**REQUIRED TASK**
Quote every entry word for word.

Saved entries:
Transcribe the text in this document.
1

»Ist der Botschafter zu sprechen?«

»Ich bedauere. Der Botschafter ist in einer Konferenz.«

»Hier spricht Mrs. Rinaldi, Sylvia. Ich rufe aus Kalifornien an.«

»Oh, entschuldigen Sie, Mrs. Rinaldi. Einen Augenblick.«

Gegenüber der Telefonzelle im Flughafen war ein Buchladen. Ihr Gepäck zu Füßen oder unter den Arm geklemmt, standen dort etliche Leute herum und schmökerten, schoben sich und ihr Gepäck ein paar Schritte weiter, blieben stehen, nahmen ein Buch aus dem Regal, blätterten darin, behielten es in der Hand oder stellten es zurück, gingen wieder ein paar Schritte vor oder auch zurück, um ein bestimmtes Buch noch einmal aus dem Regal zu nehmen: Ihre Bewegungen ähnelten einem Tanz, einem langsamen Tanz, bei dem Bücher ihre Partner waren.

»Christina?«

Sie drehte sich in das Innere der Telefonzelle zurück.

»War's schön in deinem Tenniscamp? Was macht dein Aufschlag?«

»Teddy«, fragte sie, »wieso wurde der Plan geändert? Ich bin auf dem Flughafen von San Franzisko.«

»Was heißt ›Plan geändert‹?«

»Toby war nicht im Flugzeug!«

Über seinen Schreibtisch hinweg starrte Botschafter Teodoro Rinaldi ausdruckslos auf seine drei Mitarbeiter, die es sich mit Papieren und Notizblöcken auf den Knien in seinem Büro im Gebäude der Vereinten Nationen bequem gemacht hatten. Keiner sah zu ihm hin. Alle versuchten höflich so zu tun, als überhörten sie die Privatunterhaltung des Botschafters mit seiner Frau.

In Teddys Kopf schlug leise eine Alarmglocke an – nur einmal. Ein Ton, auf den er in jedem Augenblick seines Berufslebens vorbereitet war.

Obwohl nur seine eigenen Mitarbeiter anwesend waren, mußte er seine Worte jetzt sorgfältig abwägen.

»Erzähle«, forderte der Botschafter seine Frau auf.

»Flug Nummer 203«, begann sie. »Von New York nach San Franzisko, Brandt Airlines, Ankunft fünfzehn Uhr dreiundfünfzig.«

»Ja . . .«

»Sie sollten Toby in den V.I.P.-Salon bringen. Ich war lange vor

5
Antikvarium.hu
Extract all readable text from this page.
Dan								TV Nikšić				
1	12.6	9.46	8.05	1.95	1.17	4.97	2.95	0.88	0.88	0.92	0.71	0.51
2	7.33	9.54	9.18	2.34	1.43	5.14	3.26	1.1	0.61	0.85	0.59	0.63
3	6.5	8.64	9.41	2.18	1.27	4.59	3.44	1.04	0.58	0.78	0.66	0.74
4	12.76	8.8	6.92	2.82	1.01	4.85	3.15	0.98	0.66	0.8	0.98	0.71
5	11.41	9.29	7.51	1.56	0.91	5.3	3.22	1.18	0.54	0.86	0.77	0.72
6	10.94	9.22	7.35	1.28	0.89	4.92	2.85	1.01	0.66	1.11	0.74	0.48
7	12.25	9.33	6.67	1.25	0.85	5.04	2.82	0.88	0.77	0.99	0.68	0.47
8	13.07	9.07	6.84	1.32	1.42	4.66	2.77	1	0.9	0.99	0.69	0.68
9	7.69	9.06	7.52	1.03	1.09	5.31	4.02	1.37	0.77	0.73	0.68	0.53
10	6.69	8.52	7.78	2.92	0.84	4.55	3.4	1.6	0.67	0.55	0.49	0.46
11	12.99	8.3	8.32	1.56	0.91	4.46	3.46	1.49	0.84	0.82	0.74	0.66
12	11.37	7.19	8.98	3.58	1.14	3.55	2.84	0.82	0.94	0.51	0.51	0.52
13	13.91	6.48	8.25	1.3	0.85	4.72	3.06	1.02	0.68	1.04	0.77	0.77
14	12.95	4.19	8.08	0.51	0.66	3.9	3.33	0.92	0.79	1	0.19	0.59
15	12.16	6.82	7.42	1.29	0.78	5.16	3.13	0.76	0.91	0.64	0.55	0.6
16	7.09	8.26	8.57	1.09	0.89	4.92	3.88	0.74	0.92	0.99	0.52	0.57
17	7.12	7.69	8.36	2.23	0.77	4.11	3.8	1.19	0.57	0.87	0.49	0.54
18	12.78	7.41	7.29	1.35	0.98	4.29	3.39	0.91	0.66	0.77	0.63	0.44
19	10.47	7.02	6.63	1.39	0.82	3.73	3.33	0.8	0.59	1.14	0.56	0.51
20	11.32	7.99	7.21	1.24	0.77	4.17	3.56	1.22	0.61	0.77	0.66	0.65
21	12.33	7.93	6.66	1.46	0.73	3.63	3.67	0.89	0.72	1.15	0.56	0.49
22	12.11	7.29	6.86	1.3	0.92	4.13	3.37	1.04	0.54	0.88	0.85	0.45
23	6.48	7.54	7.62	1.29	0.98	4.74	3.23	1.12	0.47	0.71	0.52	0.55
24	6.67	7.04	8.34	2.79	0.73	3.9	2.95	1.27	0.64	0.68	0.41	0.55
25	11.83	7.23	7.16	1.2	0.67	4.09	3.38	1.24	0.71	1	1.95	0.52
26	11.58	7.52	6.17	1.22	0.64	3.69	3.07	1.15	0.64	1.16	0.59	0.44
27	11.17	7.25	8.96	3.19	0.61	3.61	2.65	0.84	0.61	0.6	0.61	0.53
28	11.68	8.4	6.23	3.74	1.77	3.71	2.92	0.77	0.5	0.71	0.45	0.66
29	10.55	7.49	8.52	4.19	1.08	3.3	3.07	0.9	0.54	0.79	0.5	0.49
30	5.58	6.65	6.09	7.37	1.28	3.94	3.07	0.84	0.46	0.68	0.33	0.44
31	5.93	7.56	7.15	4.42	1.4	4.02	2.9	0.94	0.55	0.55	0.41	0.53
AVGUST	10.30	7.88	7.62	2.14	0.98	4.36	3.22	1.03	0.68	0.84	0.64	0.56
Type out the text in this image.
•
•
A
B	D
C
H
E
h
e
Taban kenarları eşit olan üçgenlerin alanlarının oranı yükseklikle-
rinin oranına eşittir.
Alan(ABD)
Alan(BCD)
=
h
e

**WORKED ANSWER**
Transcribe the text in this document.
1

»Ist der Botschafter zu sprechen?«

»Ich bedauere. Der Botschafter ist in einer Konferenz.«

»Hier spricht Mrs. Rinaldi, Sylvia. Ich rufe aus Kalifornien an.«

»Oh, entschuldigen Sie, Mrs. Rinaldi. Einen Augenblick.«

Gegenüber der Telefonzelle im Flughafen war ein Buchladen. Ihr Gepäck zu Füßen oder unter den Arm geklemmt, standen dort etliche Leute herum und schmökerten, schoben sich und ihr Gepäck ein paar Schritte weiter, blieben stehen, nahmen ein Buch aus dem Regal, blätterten darin, behielten es in der Hand oder stellten es zurück, gingen wieder ein paar Schritte vor oder auch zurück, um ein bestimmtes Buch noch einmal aus dem Regal zu nehmen: Ihre Bewegungen ähnelten einem Tanz, einem langsamen Tanz, bei dem Bücher ihre Partner waren.

»Christina?«

Sie drehte sich in das Innere der Telefonzelle zurück.

»War's schön in deinem Tenniscamp? Was macht dein Aufschlag?«

»Teddy«, fragte sie, »wieso wurde der Plan geändert? Ich bin auf dem Flughafen von San Franzisko.«

»Was heißt ›Plan geändert‹?«

»Toby war nicht im Flugzeug!«

Über seinen Schreibtisch hinweg starrte Botschafter Teodoro Rinaldi ausdruckslos auf seine drei Mitarbeiter, die es sich mit Papieren und Notizblöcken auf den Knien in seinem Büro im Gebäude der Vereinten Nationen bequem gemacht hatten. Keiner sah zu ihm hin. Alle versuchten höflich so zu tun, als überhörten sie die Privatunterhaltung des Botschafters mit seiner Frau.

In Teddys Kopf schlug leise eine Alarmglocke an – nur einmal. Ein Ton, auf den er in jedem Augenblick seines Berufslebens vorbereitet war.

Obwohl nur seine eigenen Mitarbeiter anwesend waren, mußte er seine Worte jetzt sorgfältig abwägen.

»Erzähle«, forderte der Botschafter seine Frau auf.

»Flug Nummer 203«, begann sie. »Von New York nach San Franzisko, Brandt Airlines, Ankunft fünfzehn Uhr dreiundfünfzig.«

»Ja . . .«

»Sie sollten Toby in den V.I.P.-Salon bringen. Ich war lange vor

5
Antikvarium.hu
Extract all readable text from this page.
Dan								TV Nikšić				
1	12.6	9.46	8.05	1.95	1.17	4.97	2.95	0.88	0.88	0.92	0.71	0.51
2	7.33	9.54	9.18	2.34	1.43	5.14	3.26	1.1	0.61	0.85	0.59	0.63
3	6.5	8.64	9.41	2.18	1.27	4.59	3.44	1.04	0.58	0.78	0.66	0.74
4	12.76	8.8	6.92	2.82	1.01	4.85	3.15	0.98	0.66	0.8	0.98	0.71
5	11.41	9.29	7.51	1.56	0.91	5.3	3.22	1.18	0.54	0.86	0.77	0.72
6	10.94	9.22	7.35	1.28	0.89	4.92	2.85	1.01	0.66	1.11	0.74	0.48
7	12.25	9.33	6.67	1.25	0.85	5.04	2.82	0.88	0.77	0.99	0.68	0.47
8	13.07	9.07	6.84	1.32	1.42	4.66	2.77	1	0.9	0.99	0.69	0.68
9	7.69	9.06	7.52	1.03	1.09	5.31	4.02	1.37	0.77	0.73	0.68	0.53
10	6.69	8.52	7.78	2.92	0.84	4.55	3.4	1.6	0.67	0.55	0.49	0.46
11	12.99	8.3	8.32	1.56	0.91	4.46	3.46	1.49	0.84	0.82	0.74	0.66
12	11.37	7.19	8.98	3.58	1.14	3.55	2.84	0.82	0.94	0.51	0.51	0.52
13	13.91	6.48	8.25	1.3	0.85	4.72	3.06	1.02	0.68	1.04	0.77	0.77
14	12.95	4.19	8.08	0.51	0.66	3.9	3.33	0.92	0.79	1	0.19	0.59
15	12.16	6.82	7.42	1.29	0.78	5.16	3.13	0.76	0.91	0.64	0.55	0.6
16	7.09	8.26	8.57	1.09	0.89	4.92	3.88	0.74	0.92	0.99	0.52	0.57
17	7.12	7.69	8.36	2.23	0.77	4.11	3.8	1.19	0.57	0.87	0.49	0.54
18	12.78	7.41	7.29	1.35	0.98	4.29	3.39	0.91	0.66	0.77	0.63	0.44
19	10.47	7.02	6.63	1.39	0.82	3.73	3.33	0.8	0.59	1.14	0.56	0.51
20	11.32	7.99	7.21	1.24	0.77	4.17	3.56	1.22	0.61	0.77	0.66	0.65
21	12.33	7.93	6.66	1.46	0.73	3.63	3.67	0.89	0.72	1.15	0.56	0.49
22	12.11	7.29	6.86	1.3	0.92	4.13	3.37	1.04	0.54	0.88	0.85	0.45
23	6.48	7.54	7.62	1.29	0.98	4.74	3.23	1.12	0.47	0.71	0.52	0.55
24	6.67	7.04	8.34	2.79	0.73	3.9	2.95	1.27	0.64	0.68	0.41	0.55
25	11.83	7.23	7.16	1.2	0.67	4.09	3.38	1.24	0.71	1	1.95	0.52
26	11.58	7.52	6.17	1.22	0.64	3.69	3.07	1.15	0.64	1.16	0.59	0.44
27	11.17	7.25	8.96	3.19	0.61	3.61	2.65	0.84	0.61	0.6	0.61	0.53
28	11.68	8.4	6.23	3.74	1.77	3.71	2.92	0.77	0.5	0.71	0.45	0.66
29	10.55	7.49	8.52	4.19	1.08	3.3	3.07	0.9	0.54	0.79	0.5	0.49
30	5.58	6.65	6.09	7.37	1.28	3.94	3.07	0.84	0.46	0.68	0.33	0.44
31	5.93	7.56	7.15	4.42	1.4	4.02	2.9	0.94	0.55	0.55	0.41	0.53
AVGUST	10.30	7.88	7.62	2.14	0.98	4.36	3.22	1.03	0.68	0.84	0.64	0.56
Type out the text in this image.
•
•
A
B	D
C
H
E
h
e
Taban kenarları eşit olan üçgenlerin alanlarının oranı yükseklikle-
rinin oranına eşittir.
Alan(ABD)
Alan(BCD)
=
h
e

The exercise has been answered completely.